PROBLEM DETAILS: Give only a count of the lines that include the string "JSON".

__________

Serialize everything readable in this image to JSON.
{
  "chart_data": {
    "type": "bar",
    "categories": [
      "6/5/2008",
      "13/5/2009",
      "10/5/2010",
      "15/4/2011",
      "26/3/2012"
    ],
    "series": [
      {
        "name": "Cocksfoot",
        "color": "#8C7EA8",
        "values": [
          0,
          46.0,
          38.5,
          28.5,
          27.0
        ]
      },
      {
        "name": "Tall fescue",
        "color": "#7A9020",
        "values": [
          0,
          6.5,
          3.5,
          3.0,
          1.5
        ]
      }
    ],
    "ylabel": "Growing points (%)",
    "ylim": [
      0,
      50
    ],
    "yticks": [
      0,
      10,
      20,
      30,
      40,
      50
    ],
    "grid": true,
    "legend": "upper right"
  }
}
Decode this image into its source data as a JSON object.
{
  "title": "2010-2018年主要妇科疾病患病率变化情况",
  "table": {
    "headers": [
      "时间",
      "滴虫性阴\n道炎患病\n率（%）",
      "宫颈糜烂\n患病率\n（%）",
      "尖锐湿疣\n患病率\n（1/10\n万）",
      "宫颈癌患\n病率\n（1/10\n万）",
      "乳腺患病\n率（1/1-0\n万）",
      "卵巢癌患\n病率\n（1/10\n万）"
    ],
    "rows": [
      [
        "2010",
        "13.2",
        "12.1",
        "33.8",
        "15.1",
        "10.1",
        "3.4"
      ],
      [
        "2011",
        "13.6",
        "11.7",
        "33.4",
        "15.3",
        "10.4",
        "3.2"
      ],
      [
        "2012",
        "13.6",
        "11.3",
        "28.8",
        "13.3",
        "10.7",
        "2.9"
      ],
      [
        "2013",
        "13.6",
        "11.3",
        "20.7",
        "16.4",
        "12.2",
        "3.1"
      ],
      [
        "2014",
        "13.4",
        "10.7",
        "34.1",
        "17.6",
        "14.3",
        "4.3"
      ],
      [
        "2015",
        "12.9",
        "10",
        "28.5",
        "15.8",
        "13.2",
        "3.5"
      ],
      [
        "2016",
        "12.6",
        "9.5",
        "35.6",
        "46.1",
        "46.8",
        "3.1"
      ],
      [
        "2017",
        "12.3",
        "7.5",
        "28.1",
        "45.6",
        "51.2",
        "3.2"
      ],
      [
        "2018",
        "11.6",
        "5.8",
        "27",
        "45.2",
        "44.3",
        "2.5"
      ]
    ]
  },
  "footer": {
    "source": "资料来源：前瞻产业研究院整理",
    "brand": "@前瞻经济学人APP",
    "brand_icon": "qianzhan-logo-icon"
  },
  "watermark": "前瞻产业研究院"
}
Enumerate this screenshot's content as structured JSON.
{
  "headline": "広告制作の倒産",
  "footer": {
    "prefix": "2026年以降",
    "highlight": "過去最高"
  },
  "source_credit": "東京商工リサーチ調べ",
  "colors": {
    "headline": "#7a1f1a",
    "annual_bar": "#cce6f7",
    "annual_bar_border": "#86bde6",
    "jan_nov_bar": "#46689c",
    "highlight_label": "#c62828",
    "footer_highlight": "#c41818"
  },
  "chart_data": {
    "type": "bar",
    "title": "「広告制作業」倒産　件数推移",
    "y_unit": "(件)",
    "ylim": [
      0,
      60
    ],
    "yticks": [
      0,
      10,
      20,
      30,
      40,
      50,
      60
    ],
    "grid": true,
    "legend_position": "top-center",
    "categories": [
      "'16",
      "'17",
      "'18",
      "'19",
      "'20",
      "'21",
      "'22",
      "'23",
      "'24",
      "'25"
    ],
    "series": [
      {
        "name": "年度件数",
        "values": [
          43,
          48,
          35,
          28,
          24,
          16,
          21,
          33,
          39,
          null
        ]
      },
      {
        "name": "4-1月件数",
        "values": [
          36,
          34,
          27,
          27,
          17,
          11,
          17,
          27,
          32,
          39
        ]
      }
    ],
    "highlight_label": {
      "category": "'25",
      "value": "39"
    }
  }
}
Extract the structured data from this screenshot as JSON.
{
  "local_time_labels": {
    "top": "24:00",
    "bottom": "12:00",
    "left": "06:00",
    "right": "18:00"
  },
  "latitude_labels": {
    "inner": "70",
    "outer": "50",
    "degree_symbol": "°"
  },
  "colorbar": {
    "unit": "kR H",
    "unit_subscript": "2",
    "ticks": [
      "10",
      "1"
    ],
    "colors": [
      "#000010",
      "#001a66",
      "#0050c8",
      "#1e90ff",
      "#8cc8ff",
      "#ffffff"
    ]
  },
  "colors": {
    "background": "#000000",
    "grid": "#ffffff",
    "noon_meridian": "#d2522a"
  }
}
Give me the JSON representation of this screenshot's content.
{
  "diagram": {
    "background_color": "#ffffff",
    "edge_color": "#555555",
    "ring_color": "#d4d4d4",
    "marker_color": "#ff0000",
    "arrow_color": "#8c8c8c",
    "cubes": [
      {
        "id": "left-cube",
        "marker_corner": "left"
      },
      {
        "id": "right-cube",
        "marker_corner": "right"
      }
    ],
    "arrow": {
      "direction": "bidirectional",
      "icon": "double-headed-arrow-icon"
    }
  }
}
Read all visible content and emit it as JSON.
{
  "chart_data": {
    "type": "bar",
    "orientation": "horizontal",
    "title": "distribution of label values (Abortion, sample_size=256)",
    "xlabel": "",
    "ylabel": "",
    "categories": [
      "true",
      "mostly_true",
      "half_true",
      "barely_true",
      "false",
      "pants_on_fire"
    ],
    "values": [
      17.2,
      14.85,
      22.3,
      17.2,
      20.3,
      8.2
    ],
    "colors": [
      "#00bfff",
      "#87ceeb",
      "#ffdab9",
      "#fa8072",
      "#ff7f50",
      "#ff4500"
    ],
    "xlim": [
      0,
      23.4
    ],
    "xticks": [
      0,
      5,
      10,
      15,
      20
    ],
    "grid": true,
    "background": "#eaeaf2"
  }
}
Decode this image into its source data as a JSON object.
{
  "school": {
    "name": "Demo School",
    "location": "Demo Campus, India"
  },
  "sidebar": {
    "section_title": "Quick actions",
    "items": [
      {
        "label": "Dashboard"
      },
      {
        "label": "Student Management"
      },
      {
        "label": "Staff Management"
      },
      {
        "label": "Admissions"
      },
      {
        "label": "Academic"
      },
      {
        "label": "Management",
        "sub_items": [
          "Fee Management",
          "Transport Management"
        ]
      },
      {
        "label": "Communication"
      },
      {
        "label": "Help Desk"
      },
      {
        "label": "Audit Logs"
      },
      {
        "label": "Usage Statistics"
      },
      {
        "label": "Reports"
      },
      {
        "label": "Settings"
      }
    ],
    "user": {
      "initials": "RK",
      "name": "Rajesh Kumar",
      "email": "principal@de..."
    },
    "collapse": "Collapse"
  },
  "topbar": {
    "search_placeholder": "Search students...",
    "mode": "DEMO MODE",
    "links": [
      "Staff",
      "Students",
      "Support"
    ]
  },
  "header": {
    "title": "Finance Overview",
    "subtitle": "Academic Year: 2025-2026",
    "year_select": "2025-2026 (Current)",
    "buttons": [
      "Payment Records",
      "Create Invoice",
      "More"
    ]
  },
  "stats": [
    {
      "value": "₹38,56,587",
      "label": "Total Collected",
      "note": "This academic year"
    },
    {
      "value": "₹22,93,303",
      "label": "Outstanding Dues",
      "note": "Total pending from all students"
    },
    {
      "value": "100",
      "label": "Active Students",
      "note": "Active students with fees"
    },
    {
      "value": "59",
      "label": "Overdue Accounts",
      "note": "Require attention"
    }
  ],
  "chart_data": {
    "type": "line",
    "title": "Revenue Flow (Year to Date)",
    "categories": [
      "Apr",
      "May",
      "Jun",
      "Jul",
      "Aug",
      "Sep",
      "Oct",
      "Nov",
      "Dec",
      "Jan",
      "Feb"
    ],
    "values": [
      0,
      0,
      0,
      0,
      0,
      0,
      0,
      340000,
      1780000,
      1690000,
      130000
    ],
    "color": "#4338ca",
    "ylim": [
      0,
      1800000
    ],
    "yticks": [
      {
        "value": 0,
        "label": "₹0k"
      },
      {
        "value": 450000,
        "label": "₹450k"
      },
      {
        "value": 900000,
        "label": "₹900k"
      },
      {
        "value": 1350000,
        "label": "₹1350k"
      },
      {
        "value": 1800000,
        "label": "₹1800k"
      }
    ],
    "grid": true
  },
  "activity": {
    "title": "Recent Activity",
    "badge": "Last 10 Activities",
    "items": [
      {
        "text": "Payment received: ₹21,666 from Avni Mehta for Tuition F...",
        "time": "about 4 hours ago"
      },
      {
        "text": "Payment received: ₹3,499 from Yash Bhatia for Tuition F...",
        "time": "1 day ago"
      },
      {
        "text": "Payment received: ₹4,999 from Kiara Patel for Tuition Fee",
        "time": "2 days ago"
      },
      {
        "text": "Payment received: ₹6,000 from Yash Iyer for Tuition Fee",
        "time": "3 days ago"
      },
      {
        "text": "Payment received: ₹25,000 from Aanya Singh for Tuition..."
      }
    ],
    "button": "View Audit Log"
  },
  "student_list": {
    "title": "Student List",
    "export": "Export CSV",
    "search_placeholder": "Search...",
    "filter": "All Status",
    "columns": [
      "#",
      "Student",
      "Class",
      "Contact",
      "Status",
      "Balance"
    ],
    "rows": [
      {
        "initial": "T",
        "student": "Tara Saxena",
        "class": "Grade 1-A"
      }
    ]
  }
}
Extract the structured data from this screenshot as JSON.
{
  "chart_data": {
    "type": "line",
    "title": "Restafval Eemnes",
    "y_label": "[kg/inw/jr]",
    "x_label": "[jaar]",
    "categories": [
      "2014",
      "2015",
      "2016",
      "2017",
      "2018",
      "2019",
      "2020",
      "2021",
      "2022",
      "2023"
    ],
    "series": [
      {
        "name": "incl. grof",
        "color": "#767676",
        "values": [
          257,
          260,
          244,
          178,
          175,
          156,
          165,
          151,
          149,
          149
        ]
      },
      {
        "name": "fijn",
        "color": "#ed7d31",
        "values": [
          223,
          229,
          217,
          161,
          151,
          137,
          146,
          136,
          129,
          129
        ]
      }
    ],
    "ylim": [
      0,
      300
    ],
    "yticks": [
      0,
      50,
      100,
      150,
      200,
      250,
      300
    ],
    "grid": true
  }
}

__________

SOLUTION: 8